TASK INSTRUCTIONS: Go through the material and write it all out exactly, minus the pictures.

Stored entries
---------------

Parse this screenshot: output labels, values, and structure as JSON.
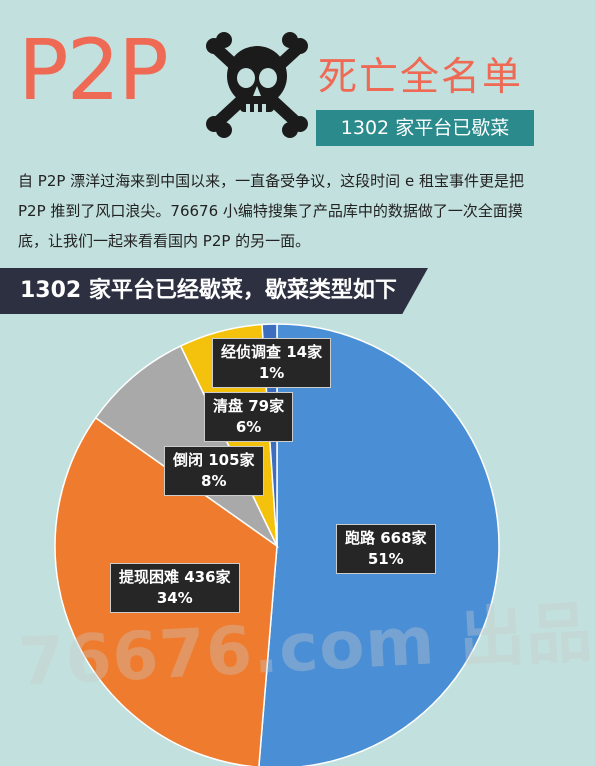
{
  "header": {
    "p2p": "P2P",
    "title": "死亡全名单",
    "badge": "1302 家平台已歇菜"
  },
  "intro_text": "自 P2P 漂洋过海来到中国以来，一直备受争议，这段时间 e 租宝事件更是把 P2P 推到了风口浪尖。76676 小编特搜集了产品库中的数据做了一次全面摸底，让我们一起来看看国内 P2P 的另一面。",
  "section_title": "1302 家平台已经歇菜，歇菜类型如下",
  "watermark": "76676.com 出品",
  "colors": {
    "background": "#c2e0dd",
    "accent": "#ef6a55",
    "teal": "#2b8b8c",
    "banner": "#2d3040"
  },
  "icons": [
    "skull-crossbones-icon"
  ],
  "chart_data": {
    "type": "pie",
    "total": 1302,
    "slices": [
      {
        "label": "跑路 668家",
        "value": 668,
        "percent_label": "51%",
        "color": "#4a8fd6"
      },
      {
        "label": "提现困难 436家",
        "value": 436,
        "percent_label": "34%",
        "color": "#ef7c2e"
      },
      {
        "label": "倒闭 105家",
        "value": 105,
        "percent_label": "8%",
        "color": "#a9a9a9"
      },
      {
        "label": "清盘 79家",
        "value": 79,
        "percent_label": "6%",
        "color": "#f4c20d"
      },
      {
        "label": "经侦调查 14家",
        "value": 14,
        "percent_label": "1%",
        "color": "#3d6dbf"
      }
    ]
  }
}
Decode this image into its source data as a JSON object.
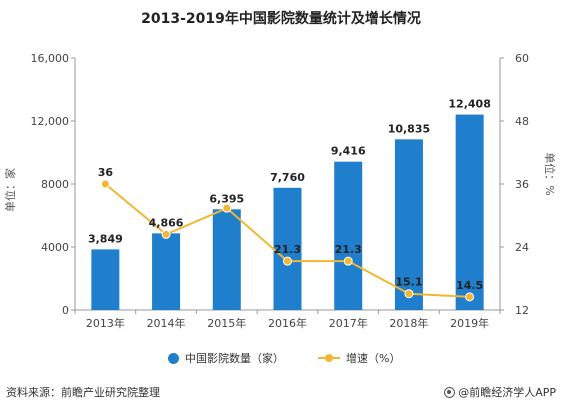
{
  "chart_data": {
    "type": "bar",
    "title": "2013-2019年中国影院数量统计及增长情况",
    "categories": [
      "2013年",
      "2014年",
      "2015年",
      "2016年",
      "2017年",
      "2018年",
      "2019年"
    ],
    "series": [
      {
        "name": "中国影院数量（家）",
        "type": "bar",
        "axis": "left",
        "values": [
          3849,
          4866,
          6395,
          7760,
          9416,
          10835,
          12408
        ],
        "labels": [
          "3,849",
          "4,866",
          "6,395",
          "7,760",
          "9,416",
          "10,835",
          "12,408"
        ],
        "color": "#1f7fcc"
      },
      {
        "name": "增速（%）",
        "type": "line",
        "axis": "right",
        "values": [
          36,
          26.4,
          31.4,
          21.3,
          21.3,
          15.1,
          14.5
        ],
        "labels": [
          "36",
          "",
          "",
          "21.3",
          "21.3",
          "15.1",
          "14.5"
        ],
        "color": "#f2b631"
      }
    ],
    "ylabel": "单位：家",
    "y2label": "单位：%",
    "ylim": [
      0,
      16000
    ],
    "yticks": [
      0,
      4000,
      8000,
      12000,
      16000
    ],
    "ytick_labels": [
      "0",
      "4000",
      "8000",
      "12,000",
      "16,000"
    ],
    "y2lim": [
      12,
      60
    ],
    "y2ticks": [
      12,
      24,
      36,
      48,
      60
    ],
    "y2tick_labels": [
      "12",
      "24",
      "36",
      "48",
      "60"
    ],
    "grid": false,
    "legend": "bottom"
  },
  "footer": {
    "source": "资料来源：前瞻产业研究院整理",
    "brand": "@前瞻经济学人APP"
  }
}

---------------

REPLY:
Parse this screenshot: output labels, values, and structure as JSON.
{
  "header": {
    "p2p": "P2P",
    "title": "死亡全名单",
    "badge": "1302 家平台已歇菜"
  },
  "intro_text": "自 P2P 漂洋过海来到中国以来，一直备受争议，这段时间 e 租宝事件更是把 P2P 推到了风口浪尖。76676 小编特搜集了产品库中的数据做了一次全面摸底，让我们一起来看看国内 P2P 的另一面。",
  "section_title": "1302 家平台已经歇菜，歇菜类型如下",
  "watermark": "76676.com 出品",
  "colors": {
    "background": "#c2e0dd",
    "accent": "#ef6a55",
    "teal": "#2b8b8c",
    "banner": "#2d3040"
  },
  "icons": [
    "skull-crossbones-icon"
  ],
  "chart_data": {
    "type": "pie",
    "total": 1302,
    "slices": [
      {
        "label": "跑路 668家",
        "value": 668,
        "percent_label": "51%",
        "color": "#4a8fd6"
      },
      {
        "label": "提现困难 436家",
        "value": 436,
        "percent_label": "34%",
        "color": "#ef7c2e"
      },
      {
        "label": "倒闭 105家",
        "value": 105,
        "percent_label": "8%",
        "color": "#a9a9a9"
      },
      {
        "label": "清盘 79家",
        "value": 79,
        "percent_label": "6%",
        "color": "#f4c20d"
      },
      {
        "label": "经侦调查 14家",
        "value": 14,
        "percent_label": "1%",
        "color": "#3d6dbf"
      }
    ]
  }
}
Decode this image into its source data as a JSON object.
{
  "chart_data": {
    "type": "bar",
    "title": "2013-2019年中国影院数量统计及增长情况",
    "categories": [
      "2013年",
      "2014年",
      "2015年",
      "2016年",
      "2017年",
      "2018年",
      "2019年"
    ],
    "series": [
      {
        "name": "中国影院数量（家）",
        "type": "bar",
        "axis": "left",
        "values": [
          3849,
          4866,
          6395,
          7760,
          9416,
          10835,
          12408
        ],
        "labels": [
          "3,849",
          "4,866",
          "6,395",
          "7,760",
          "9,416",
          "10,835",
          "12,408"
        ],
        "color": "#1f7fcc"
      },
      {
        "name": "增速（%）",
        "type": "line",
        "axis": "right",
        "values": [
          36,
          26.4,
          31.4,
          21.3,
          21.3,
          15.1,
          14.5
        ],
        "labels": [
          "36",
          "",
          "",
          "21.3",
          "21.3",
          "15.1",
          "14.5"
        ],
        "color": "#f2b631"
      }
    ],
    "ylabel": "单位：家",
    "y2label": "单位：%",
    "ylim": [
      0,
      16000
    ],
    "yticks": [
      0,
      4000,
      8000,
      12000,
      16000
    ],
    "ytick_labels": [
      "0",
      "4000",
      "8000",
      "12,000",
      "16,000"
    ],
    "y2lim": [
      12,
      60
    ],
    "y2ticks": [
      12,
      24,
      36,
      48,
      60
    ],
    "y2tick_labels": [
      "12",
      "24",
      "36",
      "48",
      "60"
    ],
    "grid": false,
    "legend": "bottom"
  },
  "footer": {
    "source": "资料来源：前瞻产业研究院整理",
    "brand": "@前瞻经济学人APP"
  }
}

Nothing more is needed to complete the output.